Set problem » Transcribe every line exactly and omit anything that is a picture.

Exercise material »
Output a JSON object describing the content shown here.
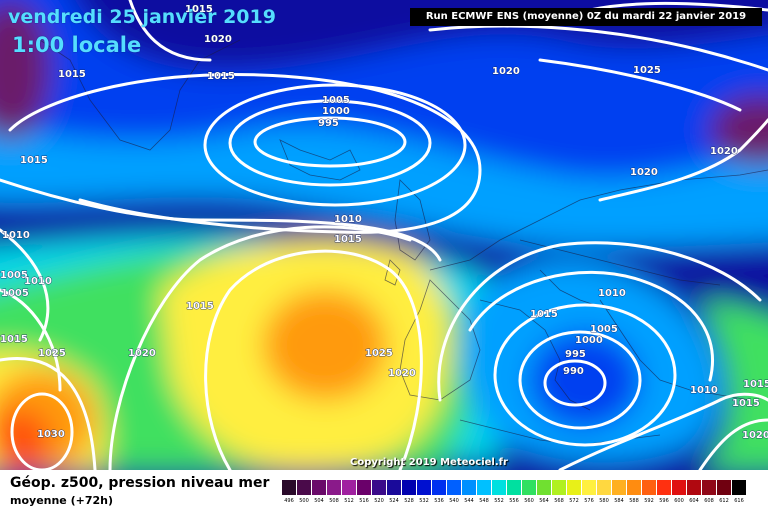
{
  "header": {
    "date": "vendredi 25 janvier 2019",
    "time": "1:00 locale",
    "run": "Run ECMWF ENS (moyenne) 0Z du mardi 22 janvier 2019"
  },
  "copyright": "Copyright 2019 Meteociel.fr",
  "legend": {
    "title": "Géop. z500, pression niveau mer",
    "subtitle": "moyenne   (+72h)",
    "scale_values": [
      "496",
      "500",
      "504",
      "508",
      "512",
      "516",
      "520",
      "524",
      "528",
      "532",
      "536",
      "540",
      "544",
      "548",
      "552",
      "556",
      "560",
      "564",
      "568",
      "572",
      "576",
      "580",
      "584",
      "588",
      "592",
      "596",
      "600",
      "604",
      "608",
      "612",
      "616"
    ],
    "scale_colors": [
      "#2a0a2a",
      "#4a0a4a",
      "#6a0a6a",
      "#8a1a8a",
      "#a020a0",
      "#6a006a",
      "#3a0a8a",
      "#1a0a9a",
      "#0000b0",
      "#0010d0",
      "#0030f0",
      "#0060ff",
      "#0090ff",
      "#00c0ff",
      "#00e0e0",
      "#00e0a0",
      "#30e060",
      "#70e030",
      "#b0f020",
      "#e8f018",
      "#fff040",
      "#ffd840",
      "#ffb020",
      "#ff8c10",
      "#ff6010",
      "#ff3010",
      "#e01010",
      "#b00810",
      "#900818",
      "#700010",
      "#000000"
    ]
  },
  "map": {
    "colors": {
      "deep_purple": "#6a1a6a",
      "navy": "#0a10a0",
      "blue": "#0040f0",
      "light_blue": "#00a0ff",
      "cyan": "#00d8e8",
      "green": "#40e060",
      "yellow": "#ffee40",
      "orange": "#ff9a10",
      "red": "#ff5010"
    },
    "isobar_labels": [
      "1015",
      "1020",
      "1015",
      "1015",
      "1005",
      "1000",
      "995",
      "1020",
      "1025",
      "1015",
      "1020",
      "1020",
      "1010",
      "1015",
      "1010",
      "1005",
      "1010",
      "1005",
      "1015",
      "1025",
      "1020",
      "1015",
      "1025",
      "1020",
      "1030",
      "1010",
      "1015",
      "1005",
      "1000",
      "995",
      "990",
      "1010",
      "1015",
      "1015",
      "1020"
    ]
  }
}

Answer to the problem »
Output a JSON object describing the content shown here.
{
  "header": {
    "date": "vendredi 25 janvier 2019",
    "time": "1:00 locale",
    "run": "Run ECMWF ENS (moyenne) 0Z du mardi 22 janvier 2019"
  },
  "copyright": "Copyright 2019 Meteociel.fr",
  "legend": {
    "title": "Géop. z500, pression niveau mer",
    "subtitle": "moyenne   (+72h)",
    "scale_values": [
      "496",
      "500",
      "504",
      "508",
      "512",
      "516",
      "520",
      "524",
      "528",
      "532",
      "536",
      "540",
      "544",
      "548",
      "552",
      "556",
      "560",
      "564",
      "568",
      "572",
      "576",
      "580",
      "584",
      "588",
      "592",
      "596",
      "600",
      "604",
      "608",
      "612",
      "616"
    ],
    "scale_colors": [
      "#2a0a2a",
      "#4a0a4a",
      "#6a0a6a",
      "#8a1a8a",
      "#a020a0",
      "#6a006a",
      "#3a0a8a",
      "#1a0a9a",
      "#0000b0",
      "#0010d0",
      "#0030f0",
      "#0060ff",
      "#0090ff",
      "#00c0ff",
      "#00e0e0",
      "#00e0a0",
      "#30e060",
      "#70e030",
      "#b0f020",
      "#e8f018",
      "#fff040",
      "#ffd840",
      "#ffb020",
      "#ff8c10",
      "#ff6010",
      "#ff3010",
      "#e01010",
      "#b00810",
      "#900818",
      "#700010",
      "#000000"
    ]
  },
  "map": {
    "colors": {
      "deep_purple": "#6a1a6a",
      "navy": "#0a10a0",
      "blue": "#0040f0",
      "light_blue": "#00a0ff",
      "cyan": "#00d8e8",
      "green": "#40e060",
      "yellow": "#ffee40",
      "orange": "#ff9a10",
      "red": "#ff5010"
    },
    "isobar_labels": [
      "1015",
      "1020",
      "1015",
      "1015",
      "1005",
      "1000",
      "995",
      "1020",
      "1025",
      "1015",
      "1020",
      "1020",
      "1010",
      "1015",
      "1010",
      "1005",
      "1010",
      "1005",
      "1015",
      "1025",
      "1020",
      "1015",
      "1025",
      "1020",
      "1030",
      "1010",
      "1015",
      "1005",
      "1000",
      "995",
      "990",
      "1010",
      "1015",
      "1015",
      "1020"
    ]
  }
}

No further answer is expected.